* begin Records provided *

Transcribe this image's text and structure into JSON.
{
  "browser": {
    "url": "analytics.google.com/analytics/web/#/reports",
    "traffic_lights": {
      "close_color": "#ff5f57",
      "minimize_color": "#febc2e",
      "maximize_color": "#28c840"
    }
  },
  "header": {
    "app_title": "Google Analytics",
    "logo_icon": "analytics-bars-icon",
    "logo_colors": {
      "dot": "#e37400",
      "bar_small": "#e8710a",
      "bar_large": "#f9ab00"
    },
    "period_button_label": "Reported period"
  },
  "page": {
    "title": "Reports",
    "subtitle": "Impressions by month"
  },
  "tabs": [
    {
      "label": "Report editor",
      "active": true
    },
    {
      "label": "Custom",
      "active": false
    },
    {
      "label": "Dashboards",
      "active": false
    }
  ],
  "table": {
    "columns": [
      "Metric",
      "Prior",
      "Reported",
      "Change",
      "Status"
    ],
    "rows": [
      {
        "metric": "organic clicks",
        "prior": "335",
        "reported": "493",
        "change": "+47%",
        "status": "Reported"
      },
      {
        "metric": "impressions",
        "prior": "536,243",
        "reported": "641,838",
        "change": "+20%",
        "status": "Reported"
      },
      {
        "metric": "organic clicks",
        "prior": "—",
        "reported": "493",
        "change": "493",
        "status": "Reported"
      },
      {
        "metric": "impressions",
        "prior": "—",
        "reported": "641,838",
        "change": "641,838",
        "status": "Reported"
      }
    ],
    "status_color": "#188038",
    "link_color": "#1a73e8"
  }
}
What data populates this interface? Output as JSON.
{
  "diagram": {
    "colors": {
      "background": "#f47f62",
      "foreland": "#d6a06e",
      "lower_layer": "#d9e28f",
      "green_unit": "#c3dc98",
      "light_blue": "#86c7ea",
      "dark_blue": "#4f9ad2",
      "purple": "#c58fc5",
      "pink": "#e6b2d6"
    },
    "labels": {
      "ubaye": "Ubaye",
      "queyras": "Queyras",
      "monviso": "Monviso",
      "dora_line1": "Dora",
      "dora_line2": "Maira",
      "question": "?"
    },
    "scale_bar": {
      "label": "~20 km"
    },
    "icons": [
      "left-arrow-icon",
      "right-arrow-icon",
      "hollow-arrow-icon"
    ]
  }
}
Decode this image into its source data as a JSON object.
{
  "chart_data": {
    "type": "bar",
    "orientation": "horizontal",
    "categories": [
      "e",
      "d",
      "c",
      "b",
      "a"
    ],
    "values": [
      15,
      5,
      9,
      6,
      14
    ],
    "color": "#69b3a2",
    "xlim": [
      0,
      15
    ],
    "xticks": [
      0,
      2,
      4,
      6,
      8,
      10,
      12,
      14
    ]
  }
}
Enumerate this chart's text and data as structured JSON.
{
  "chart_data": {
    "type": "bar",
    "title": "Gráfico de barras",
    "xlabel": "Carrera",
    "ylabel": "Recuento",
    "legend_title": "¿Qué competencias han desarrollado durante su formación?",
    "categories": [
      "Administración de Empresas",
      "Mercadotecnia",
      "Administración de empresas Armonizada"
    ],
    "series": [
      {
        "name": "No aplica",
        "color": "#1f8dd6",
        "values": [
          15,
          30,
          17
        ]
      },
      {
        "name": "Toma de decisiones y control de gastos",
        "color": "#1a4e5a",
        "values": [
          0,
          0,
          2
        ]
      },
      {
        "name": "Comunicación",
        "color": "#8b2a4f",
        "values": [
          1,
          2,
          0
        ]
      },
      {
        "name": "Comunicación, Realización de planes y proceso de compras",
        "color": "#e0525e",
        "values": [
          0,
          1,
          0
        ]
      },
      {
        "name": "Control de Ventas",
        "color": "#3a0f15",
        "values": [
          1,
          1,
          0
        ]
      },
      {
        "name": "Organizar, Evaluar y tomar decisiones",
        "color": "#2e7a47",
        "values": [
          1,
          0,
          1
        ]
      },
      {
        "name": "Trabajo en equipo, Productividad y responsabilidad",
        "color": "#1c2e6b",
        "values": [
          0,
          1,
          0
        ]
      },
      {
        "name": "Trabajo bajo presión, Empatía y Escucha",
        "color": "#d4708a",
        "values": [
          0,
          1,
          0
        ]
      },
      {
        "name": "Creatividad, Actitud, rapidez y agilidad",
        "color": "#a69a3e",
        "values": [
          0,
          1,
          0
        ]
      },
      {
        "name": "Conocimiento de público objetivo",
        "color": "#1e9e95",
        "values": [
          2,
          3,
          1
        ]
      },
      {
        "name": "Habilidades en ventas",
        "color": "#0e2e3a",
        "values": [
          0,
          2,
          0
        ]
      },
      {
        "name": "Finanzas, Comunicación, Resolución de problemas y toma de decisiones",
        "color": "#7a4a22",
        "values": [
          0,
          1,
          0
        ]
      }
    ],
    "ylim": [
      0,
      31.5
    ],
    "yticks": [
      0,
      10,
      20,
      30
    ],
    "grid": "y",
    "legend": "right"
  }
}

* end Records provided *

• [Exercise instructions]:
Every line holding "this" should be copied out.

• [Solution to the exercise]:
Transcribe this image's text and structure into JSON.
What data populates this interface? Output as JSON.
Decode this image into its source data as a JSON object.
Enumerate this chart's text and data as structured JSON.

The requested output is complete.